- [SET PROBLEM]:
Say how many lines of the listing below contain "image", giving the number and nothing else.

Data items:
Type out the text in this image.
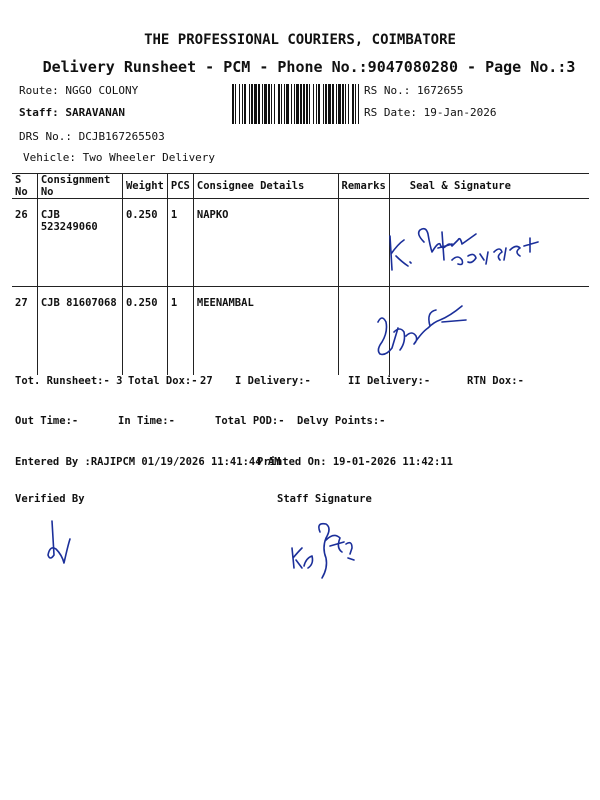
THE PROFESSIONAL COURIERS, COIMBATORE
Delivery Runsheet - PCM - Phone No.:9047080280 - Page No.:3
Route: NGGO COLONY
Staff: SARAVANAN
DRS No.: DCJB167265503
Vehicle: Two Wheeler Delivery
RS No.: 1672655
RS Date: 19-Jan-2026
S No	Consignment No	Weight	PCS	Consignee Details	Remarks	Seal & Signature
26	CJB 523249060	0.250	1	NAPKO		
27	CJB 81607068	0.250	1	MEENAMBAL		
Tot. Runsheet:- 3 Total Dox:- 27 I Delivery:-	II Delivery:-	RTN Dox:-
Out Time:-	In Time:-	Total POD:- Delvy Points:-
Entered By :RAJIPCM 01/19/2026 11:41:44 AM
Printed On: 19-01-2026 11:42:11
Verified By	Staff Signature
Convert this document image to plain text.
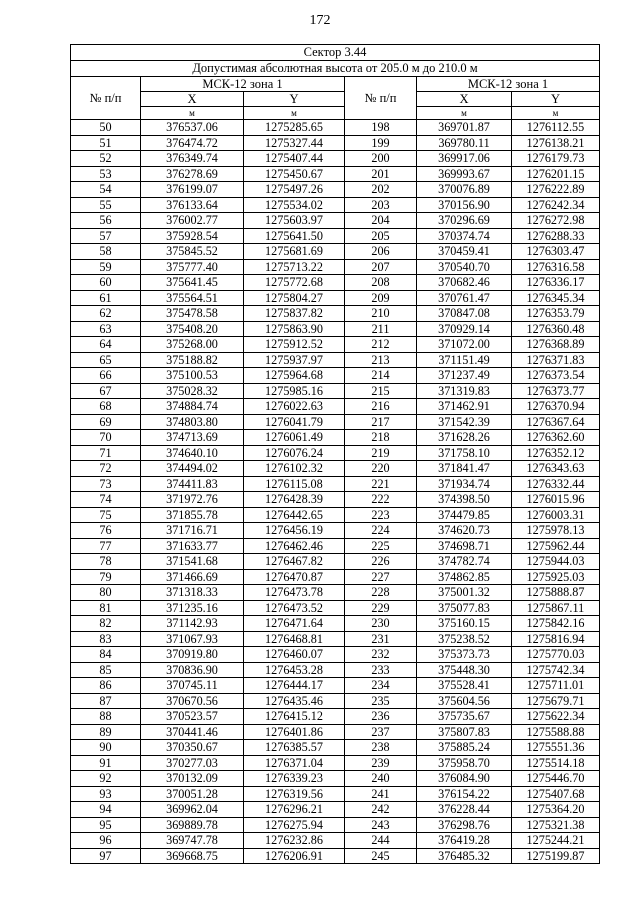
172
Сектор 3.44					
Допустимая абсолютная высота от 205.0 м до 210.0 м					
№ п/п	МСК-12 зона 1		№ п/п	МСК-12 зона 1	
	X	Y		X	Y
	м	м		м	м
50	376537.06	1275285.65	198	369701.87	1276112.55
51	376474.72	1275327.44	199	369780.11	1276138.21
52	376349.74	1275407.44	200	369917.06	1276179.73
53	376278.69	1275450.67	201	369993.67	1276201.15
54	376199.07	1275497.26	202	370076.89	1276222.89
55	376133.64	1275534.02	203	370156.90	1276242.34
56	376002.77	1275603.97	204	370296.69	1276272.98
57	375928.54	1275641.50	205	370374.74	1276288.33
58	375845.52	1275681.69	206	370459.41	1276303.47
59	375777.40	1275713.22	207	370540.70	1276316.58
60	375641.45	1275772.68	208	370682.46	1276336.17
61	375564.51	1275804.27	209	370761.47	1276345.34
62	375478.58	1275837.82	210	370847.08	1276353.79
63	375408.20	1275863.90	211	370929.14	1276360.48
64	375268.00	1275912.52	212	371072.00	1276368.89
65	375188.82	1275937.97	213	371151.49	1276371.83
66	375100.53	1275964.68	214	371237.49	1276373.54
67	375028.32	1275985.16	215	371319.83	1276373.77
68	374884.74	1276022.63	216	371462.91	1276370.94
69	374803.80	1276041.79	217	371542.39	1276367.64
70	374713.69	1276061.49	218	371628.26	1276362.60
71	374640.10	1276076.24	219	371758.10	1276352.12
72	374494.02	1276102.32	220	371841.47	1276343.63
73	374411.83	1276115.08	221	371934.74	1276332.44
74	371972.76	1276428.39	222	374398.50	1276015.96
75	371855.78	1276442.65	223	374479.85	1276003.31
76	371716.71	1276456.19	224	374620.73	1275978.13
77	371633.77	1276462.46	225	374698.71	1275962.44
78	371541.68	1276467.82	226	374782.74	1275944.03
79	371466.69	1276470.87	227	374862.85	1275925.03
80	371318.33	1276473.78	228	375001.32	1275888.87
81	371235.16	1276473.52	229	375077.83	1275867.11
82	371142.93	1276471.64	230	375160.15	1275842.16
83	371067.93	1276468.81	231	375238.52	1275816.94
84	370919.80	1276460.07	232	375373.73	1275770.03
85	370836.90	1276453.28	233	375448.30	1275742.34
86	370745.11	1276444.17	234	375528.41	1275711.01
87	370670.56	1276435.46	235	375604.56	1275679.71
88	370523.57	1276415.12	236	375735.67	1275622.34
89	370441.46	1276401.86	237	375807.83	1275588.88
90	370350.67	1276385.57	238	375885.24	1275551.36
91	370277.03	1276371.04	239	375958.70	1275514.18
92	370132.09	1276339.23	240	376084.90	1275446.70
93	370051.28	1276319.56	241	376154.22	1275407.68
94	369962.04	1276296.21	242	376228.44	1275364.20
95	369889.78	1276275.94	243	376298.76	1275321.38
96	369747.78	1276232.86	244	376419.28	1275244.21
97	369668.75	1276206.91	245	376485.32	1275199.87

---

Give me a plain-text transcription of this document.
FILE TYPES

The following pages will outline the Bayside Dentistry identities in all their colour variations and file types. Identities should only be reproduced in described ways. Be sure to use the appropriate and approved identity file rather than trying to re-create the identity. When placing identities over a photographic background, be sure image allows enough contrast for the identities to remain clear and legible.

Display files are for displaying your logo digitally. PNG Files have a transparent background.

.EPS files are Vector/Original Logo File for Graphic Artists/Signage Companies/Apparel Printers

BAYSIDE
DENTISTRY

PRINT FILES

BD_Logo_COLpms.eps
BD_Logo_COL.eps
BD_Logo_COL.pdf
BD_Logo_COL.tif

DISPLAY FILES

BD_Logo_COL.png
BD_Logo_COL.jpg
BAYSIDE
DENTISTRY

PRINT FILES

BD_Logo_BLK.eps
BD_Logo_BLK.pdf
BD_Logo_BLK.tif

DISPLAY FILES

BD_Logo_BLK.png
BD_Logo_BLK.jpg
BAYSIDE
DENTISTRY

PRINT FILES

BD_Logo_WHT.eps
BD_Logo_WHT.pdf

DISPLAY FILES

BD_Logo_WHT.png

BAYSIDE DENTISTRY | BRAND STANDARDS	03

- [TASK SOLUTION]:
3